** Start Information provided **
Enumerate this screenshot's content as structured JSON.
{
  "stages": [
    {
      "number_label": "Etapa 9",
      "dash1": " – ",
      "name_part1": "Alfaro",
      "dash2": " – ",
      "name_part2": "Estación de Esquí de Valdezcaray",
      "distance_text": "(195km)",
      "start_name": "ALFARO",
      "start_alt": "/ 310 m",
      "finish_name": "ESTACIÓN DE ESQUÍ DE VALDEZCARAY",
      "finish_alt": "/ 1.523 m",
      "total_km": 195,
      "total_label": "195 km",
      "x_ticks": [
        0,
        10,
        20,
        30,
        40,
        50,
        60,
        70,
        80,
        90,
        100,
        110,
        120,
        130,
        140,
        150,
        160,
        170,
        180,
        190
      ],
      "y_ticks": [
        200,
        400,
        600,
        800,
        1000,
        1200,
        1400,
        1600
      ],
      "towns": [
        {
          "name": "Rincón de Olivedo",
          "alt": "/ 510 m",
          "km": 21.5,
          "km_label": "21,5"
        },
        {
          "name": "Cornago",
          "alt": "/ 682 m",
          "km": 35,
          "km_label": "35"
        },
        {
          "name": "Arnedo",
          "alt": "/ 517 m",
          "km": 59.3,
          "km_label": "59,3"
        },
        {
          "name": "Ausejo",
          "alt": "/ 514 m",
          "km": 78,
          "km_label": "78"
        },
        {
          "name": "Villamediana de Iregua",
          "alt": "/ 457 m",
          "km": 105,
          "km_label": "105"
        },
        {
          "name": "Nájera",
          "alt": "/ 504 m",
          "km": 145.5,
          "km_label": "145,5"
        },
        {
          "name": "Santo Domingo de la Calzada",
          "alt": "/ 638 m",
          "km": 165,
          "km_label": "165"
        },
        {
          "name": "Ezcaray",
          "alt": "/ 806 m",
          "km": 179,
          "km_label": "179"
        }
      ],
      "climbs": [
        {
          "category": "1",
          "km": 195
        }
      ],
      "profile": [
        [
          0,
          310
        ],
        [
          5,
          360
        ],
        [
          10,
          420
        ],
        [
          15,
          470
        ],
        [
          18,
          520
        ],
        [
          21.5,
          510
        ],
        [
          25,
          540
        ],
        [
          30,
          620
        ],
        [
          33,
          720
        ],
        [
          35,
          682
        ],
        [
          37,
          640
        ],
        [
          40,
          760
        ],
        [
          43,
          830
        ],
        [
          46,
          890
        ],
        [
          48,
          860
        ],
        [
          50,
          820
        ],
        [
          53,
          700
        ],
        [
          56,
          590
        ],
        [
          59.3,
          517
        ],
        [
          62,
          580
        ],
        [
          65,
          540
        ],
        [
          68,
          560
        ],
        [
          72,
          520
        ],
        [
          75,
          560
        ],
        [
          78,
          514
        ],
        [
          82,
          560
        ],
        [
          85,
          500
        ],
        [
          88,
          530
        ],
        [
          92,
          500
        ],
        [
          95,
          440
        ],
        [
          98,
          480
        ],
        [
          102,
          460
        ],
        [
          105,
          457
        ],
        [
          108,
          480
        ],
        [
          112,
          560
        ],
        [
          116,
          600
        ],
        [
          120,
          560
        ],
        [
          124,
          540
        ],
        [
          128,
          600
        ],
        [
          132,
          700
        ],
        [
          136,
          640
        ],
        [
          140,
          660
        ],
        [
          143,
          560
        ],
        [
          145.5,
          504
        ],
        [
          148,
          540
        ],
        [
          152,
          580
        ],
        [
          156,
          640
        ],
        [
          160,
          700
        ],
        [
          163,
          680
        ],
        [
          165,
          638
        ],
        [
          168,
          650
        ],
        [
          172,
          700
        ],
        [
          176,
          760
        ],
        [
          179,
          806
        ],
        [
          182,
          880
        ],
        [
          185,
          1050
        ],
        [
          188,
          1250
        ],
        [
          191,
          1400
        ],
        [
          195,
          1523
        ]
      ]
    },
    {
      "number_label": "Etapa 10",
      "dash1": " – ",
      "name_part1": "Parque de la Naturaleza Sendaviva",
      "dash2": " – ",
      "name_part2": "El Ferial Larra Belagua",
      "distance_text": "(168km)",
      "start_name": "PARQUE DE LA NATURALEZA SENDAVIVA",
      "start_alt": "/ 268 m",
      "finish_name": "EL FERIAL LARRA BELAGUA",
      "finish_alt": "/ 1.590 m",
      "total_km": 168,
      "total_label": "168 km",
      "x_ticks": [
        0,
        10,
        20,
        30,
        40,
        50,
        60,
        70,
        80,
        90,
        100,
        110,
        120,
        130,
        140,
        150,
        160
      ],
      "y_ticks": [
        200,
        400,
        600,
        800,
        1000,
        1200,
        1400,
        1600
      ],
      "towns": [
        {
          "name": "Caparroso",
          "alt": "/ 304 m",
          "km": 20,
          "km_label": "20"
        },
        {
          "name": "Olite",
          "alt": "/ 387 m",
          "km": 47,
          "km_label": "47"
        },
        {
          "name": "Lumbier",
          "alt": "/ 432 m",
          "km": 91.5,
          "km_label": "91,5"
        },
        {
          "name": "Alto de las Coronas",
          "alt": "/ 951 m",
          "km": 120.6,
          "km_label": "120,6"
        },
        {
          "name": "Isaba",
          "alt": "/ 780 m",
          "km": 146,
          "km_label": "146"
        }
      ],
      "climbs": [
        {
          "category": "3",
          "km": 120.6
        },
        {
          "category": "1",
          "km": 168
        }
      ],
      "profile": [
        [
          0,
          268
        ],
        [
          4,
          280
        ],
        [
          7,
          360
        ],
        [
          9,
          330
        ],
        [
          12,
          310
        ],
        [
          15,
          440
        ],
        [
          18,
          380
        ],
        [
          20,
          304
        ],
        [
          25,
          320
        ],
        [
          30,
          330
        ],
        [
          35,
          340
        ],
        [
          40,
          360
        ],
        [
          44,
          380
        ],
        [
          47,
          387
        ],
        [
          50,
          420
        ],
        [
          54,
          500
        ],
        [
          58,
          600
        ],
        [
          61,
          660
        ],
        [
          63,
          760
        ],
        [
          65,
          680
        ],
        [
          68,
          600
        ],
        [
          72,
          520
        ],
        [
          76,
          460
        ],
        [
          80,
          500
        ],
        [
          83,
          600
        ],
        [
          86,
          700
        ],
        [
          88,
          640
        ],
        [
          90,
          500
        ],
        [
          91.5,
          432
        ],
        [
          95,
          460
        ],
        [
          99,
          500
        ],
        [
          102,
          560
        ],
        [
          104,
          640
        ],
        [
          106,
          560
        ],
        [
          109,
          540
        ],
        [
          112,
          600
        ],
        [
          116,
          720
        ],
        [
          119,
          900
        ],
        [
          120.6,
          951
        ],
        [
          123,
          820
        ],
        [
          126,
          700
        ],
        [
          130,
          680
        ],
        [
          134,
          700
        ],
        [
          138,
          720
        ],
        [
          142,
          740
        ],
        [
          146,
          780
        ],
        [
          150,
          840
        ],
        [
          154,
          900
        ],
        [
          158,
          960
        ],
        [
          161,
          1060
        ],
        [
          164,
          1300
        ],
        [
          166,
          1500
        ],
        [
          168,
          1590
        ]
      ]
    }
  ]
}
** End Information provided **
= The problem =
Exactly reproduce all of the entries.

= Finished task =
Enumerate this screenshot's content as structured JSON.
{
  "stages": [
    {
      "number_label": "Etapa 9",
      "dash1": " – ",
      "name_part1": "Alfaro",
      "dash2": " – ",
      "name_part2": "Estación de Esquí de Valdezcaray",
      "distance_text": "(195km)",
      "start_name": "ALFARO",
      "start_alt": "/ 310 m",
      "finish_name": "ESTACIÓN DE ESQUÍ DE VALDEZCARAY",
      "finish_alt": "/ 1.523 m",
      "total_km": 195,
      "total_label": "195 km",
      "x_ticks": [
        0,
        10,
        20,
        30,
        40,
        50,
        60,
        70,
        80,
        90,
        100,
        110,
        120,
        130,
        140,
        150,
        160,
        170,
        180,
        190
      ],
      "y_ticks": [
        200,
        400,
        600,
        800,
        1000,
        1200,
        1400,
        1600
      ],
      "towns": [
        {
          "name": "Rincón de Olivedo",
          "alt": "/ 510 m",
          "km": 21.5,
          "km_label": "21,5"
        },
        {
          "name": "Cornago",
          "alt": "/ 682 m",
          "km": 35,
          "km_label": "35"
        },
        {
          "name": "Arnedo",
          "alt": "/ 517 m",
          "km": 59.3,
          "km_label": "59,3"
        },
        {
          "name": "Ausejo",
          "alt": "/ 514 m",
          "km": 78,
          "km_label": "78"
        },
        {
          "name": "Villamediana de Iregua",
          "alt": "/ 457 m",
          "km": 105,
          "km_label": "105"
        },
        {
          "name": "Nájera",
          "alt": "/ 504 m",
          "km": 145.5,
          "km_label": "145,5"
        },
        {
          "name": "Santo Domingo de la Calzada",
          "alt": "/ 638 m",
          "km": 165,
          "km_label": "165"
        },
        {
          "name": "Ezcaray",
          "alt": "/ 806 m",
          "km": 179,
          "km_label": "179"
        }
      ],
      "climbs": [
        {
          "category": "1",
          "km": 195
        }
      ],
      "profile": [
        [
          0,
          310
        ],
        [
          5,
          360
        ],
        [
          10,
          420
        ],
        [
          15,
          470
        ],
        [
          18,
          520
        ],
        [
          21.5,
          510
        ],
        [
          25,
          540
        ],
        [
          30,
          620
        ],
        [
          33,
          720
        ],
        [
          35,
          682
        ],
        [
          37,
          640
        ],
        [
          40,
          760
        ],
        [
          43,
          830
        ],
        [
          46,
          890
        ],
        [
          48,
          860
        ],
        [
          50,
          820
        ],
        [
          53,
          700
        ],
        [
          56,
          590
        ],
        [
          59.3,
          517
        ],
        [
          62,
          580
        ],
        [
          65,
          540
        ],
        [
          68,
          560
        ],
        [
          72,
          520
        ],
        [
          75,
          560
        ],
        [
          78,
          514
        ],
        [
          82,
          560
        ],
        [
          85,
          500
        ],
        [
          88,
          530
        ],
        [
          92,
          500
        ],
        [
          95,
          440
        ],
        [
          98,
          480
        ],
        [
          102,
          460
        ],
        [
          105,
          457
        ],
        [
          108,
          480
        ],
        [
          112,
          560
        ],
        [
          116,
          600
        ],
        [
          120,
          560
        ],
        [
          124,
          540
        ],
        [
          128,
          600
        ],
        [
          132,
          700
        ],
        [
          136,
          640
        ],
        [
          140,
          660
        ],
        [
          143,
          560
        ],
        [
          145.5,
          504
        ],
        [
          148,
          540
        ],
        [
          152,
          580
        ],
        [
          156,
          640
        ],
        [
          160,
          700
        ],
        [
          163,
          680
        ],
        [
          165,
          638
        ],
        [
          168,
          650
        ],
        [
          172,
          700
        ],
        [
          176,
          760
        ],
        [
          179,
          806
        ],
        [
          182,
          880
        ],
        [
          185,
          1050
        ],
        [
          188,
          1250
        ],
        [
          191,
          1400
        ],
        [
          195,
          1523
        ]
      ]
    },
    {
      "number_label": "Etapa 10",
      "dash1": " – ",
      "name_part1": "Parque de la Naturaleza Sendaviva",
      "dash2": " – ",
      "name_part2": "El Ferial Larra Belagua",
      "distance_text": "(168km)",
      "start_name": "PARQUE DE LA NATURALEZA SENDAVIVA",
      "start_alt": "/ 268 m",
      "finish_name": "EL FERIAL LARRA BELAGUA",
      "finish_alt": "/ 1.590 m",
      "total_km": 168,
      "total_label": "168 km",
      "x_ticks": [
        0,
        10,
        20,
        30,
        40,
        50,
        60,
        70,
        80,
        90,
        100,
        110,
        120,
        130,
        140,
        150,
        160
      ],
      "y_ticks": [
        200,
        400,
        600,
        800,
        1000,
        1200,
        1400,
        1600
      ],
      "towns": [
        {
          "name": "Caparroso",
          "alt": "/ 304 m",
          "km": 20,
          "km_label": "20"
        },
        {
          "name": "Olite",
          "alt": "/ 387 m",
          "km": 47,
          "km_label": "47"
        },
        {
          "name": "Lumbier",
          "alt": "/ 432 m",
          "km": 91.5,
          "km_label": "91,5"
        },
        {
          "name": "Alto de las Coronas",
          "alt": "/ 951 m",
          "km": 120.6,
          "km_label": "120,6"
        },
        {
          "name": "Isaba",
          "alt": "/ 780 m",
          "km": 146,
          "km_label": "146"
        }
      ],
      "climbs": [
        {
          "category": "3",
          "km": 120.6
        },
        {
          "category": "1",
          "km": 168
        }
      ],
      "profile": [
        [
          0,
          268
        ],
        [
          4,
          280
        ],
        [
          7,
          360
        ],
        [
          9,
          330
        ],
        [
          12,
          310
        ],
        [
          15,
          440
        ],
        [
          18,
          380
        ],
        [
          20,
          304
        ],
        [
          25,
          320
        ],
        [
          30,
          330
        ],
        [
          35,
          340
        ],
        [
          40,
          360
        ],
        [
          44,
          380
        ],
        [
          47,
          387
        ],
        [
          50,
          420
        ],
        [
          54,
          500
        ],
        [
          58,
          600
        ],
        [
          61,
          660
        ],
        [
          63,
          760
        ],
        [
          65,
          680
        ],
        [
          68,
          600
        ],
        [
          72,
          520
        ],
        [
          76,
          460
        ],
        [
          80,
          500
        ],
        [
          83,
          600
        ],
        [
          86,
          700
        ],
        [
          88,
          640
        ],
        [
          90,
          500
        ],
        [
          91.5,
          432
        ],
        [
          95,
          460
        ],
        [
          99,
          500
        ],
        [
          102,
          560
        ],
        [
          104,
          640
        ],
        [
          106,
          560
        ],
        [
          109,
          540
        ],
        [
          112,
          600
        ],
        [
          116,
          720
        ],
        [
          119,
          900
        ],
        [
          120.6,
          951
        ],
        [
          123,
          820
        ],
        [
          126,
          700
        ],
        [
          130,
          680
        ],
        [
          134,
          700
        ],
        [
          138,
          720
        ],
        [
          142,
          740
        ],
        [
          146,
          780
        ],
        [
          150,
          840
        ],
        [
          154,
          900
        ],
        [
          158,
          960
        ],
        [
          161,
          1060
        ],
        [
          164,
          1300
        ],
        [
          166,
          1500
        ],
        [
          168,
          1590
        ]
      ]
    }
  ]
}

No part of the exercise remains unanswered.